Aim of the exercise. Could you reproduce word for word everything in the records below, from the line containing "what elements are" down to the line containing "358, 498, 384]", both included, leaving out the pictures?

Data in this exercise.
● ● ● ● ●

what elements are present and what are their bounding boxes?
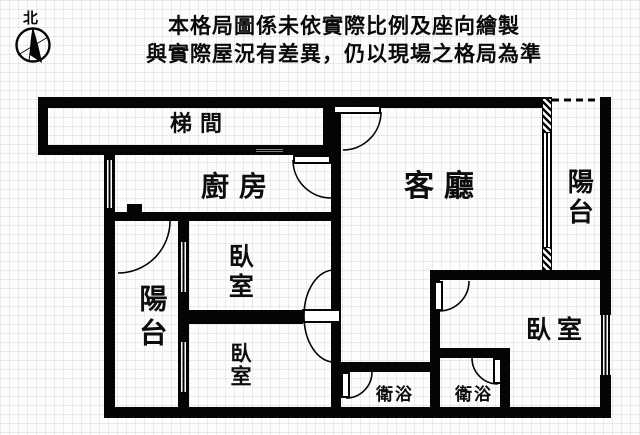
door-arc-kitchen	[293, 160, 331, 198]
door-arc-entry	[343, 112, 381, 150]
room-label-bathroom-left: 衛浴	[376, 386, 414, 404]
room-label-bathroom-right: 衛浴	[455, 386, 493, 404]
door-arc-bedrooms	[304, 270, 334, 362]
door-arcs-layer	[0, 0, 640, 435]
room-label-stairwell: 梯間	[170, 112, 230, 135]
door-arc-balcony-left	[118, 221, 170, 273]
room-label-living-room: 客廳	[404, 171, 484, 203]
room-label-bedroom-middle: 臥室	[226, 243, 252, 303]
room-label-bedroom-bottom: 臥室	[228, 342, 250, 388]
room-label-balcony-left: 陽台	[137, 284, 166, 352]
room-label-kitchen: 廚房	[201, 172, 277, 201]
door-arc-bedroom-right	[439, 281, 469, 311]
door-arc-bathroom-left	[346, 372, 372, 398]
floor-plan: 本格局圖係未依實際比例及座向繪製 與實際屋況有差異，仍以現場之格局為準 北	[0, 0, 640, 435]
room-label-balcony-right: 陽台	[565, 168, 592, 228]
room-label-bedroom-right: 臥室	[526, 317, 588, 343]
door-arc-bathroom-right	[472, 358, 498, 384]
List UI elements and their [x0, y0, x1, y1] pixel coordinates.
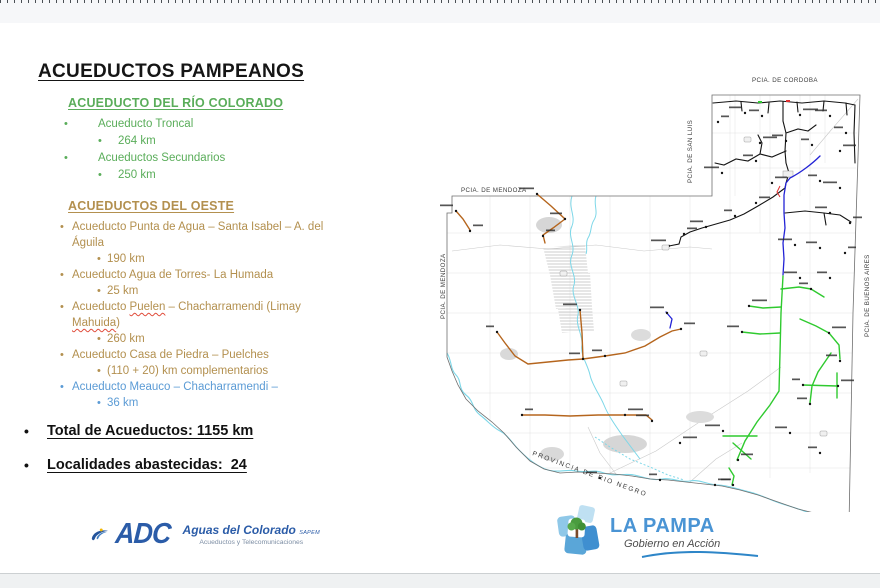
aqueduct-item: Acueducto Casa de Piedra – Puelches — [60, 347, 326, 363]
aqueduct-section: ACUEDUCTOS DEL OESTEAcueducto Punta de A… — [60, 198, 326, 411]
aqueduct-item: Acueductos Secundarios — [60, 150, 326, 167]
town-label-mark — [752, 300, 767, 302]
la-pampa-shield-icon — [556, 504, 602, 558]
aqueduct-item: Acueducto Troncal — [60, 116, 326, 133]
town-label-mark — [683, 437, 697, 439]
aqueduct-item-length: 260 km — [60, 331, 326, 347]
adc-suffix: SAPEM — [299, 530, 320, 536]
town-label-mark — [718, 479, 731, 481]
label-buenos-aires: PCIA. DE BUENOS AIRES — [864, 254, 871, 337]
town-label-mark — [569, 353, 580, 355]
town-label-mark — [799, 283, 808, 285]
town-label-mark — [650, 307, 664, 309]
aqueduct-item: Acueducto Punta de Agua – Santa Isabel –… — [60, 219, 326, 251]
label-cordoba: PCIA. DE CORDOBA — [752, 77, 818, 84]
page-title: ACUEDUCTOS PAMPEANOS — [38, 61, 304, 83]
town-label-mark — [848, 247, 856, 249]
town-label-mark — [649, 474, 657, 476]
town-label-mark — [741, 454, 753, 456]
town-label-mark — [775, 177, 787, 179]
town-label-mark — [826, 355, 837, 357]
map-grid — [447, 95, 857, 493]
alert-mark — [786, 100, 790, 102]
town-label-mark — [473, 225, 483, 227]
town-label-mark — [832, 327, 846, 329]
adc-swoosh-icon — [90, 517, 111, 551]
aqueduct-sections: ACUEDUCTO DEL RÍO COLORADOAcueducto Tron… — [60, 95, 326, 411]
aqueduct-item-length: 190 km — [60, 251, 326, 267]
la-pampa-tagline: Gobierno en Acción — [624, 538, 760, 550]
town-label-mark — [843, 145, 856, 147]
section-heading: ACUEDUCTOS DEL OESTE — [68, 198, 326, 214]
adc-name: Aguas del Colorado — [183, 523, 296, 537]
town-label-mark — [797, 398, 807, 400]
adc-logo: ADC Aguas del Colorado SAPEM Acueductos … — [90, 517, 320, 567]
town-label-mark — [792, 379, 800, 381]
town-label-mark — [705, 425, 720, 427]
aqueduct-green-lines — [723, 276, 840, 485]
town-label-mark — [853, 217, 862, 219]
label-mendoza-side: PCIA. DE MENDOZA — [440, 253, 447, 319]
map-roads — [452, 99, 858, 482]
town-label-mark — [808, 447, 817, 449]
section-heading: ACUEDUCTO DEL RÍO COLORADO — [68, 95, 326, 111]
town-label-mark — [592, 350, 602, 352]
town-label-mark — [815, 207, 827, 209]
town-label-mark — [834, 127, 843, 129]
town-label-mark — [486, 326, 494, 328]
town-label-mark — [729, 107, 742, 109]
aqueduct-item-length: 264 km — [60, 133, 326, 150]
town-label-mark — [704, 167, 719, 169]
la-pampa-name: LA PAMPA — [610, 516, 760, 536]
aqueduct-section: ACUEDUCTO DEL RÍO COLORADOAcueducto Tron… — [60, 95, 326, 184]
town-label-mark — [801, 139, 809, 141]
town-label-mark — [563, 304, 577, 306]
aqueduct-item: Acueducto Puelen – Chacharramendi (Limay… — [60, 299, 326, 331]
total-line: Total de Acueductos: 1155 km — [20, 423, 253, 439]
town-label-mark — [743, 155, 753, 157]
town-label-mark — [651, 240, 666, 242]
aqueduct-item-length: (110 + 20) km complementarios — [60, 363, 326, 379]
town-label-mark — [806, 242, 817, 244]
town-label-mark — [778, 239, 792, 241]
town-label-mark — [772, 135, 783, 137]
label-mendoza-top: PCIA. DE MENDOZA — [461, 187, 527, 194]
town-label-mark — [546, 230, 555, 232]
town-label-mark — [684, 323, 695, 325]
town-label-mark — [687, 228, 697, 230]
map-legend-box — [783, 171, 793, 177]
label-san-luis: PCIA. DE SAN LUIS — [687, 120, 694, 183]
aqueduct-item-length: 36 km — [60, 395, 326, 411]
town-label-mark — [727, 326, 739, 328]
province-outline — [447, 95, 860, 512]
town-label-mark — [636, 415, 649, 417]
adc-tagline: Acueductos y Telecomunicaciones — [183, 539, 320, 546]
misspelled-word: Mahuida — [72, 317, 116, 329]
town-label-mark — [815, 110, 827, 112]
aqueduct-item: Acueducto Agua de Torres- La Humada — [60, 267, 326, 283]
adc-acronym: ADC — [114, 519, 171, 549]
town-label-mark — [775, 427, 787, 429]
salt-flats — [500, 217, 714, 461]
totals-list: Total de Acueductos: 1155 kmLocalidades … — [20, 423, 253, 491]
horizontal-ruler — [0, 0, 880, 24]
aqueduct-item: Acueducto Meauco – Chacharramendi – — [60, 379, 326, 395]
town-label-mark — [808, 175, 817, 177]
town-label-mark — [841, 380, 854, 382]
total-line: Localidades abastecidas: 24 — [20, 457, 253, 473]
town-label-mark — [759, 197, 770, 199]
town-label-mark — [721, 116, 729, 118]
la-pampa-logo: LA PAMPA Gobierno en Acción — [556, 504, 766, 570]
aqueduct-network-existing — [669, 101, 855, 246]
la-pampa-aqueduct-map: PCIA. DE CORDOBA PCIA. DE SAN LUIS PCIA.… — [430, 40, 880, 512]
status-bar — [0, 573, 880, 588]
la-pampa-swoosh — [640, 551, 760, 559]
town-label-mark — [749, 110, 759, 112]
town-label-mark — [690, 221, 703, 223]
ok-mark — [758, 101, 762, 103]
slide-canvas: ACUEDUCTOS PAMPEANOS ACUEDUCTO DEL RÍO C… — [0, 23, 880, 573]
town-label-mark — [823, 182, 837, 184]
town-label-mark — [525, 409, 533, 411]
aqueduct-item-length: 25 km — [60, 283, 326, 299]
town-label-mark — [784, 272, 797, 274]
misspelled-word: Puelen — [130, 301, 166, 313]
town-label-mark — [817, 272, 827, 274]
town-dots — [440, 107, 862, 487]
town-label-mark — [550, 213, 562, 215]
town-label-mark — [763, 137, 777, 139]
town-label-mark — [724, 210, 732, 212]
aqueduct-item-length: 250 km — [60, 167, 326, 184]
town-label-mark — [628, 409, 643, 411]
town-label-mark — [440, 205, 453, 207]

● ● ● ● ●

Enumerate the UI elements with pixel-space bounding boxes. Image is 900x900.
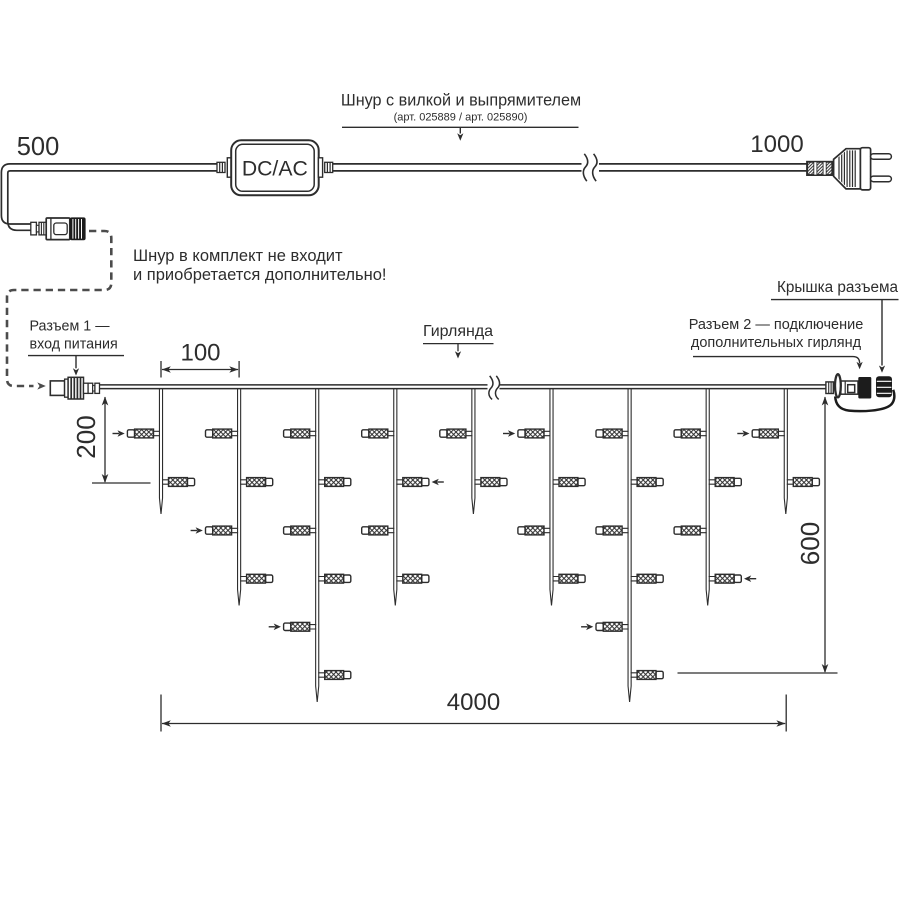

● ● ● ● ●

Result of this exercise.
what elements are present and what are their bounding boxes?
door-arc-kitchen	[293, 160, 331, 198]
door-arc-entry	[343, 112, 381, 150]
room-label-bathroom-left: 衛浴	[376, 386, 414, 404]
room-label-bathroom-right: 衛浴	[455, 386, 493, 404]
door-arc-bedrooms	[304, 270, 334, 362]
door-arcs-layer	[0, 0, 640, 435]
room-label-stairwell: 梯間	[170, 112, 230, 135]
door-arc-balcony-left	[118, 221, 170, 273]
room-label-living-room: 客廳	[404, 171, 484, 203]
room-label-bedroom-middle: 臥室	[226, 243, 252, 303]
room-label-bedroom-bottom: 臥室	[228, 342, 250, 388]
room-label-balcony-left: 陽台	[137, 284, 166, 352]
room-label-kitchen: 廚房	[201, 172, 277, 201]
door-arc-bedroom-right	[439, 281, 469, 311]
door-arc-bathroom-left	[346, 372, 372, 398]
floor-plan: 本格局圖係未依實際比例及座向繪製 與實際屋況有差異，仍以現場之格局為準 北	[0, 0, 640, 435]
room-label-balcony-right: 陽台	[565, 168, 592, 228]
room-label-bedroom-right: 臥室	[526, 317, 588, 343]
door-arc-bathroom-right	[472, 358, 498, 384]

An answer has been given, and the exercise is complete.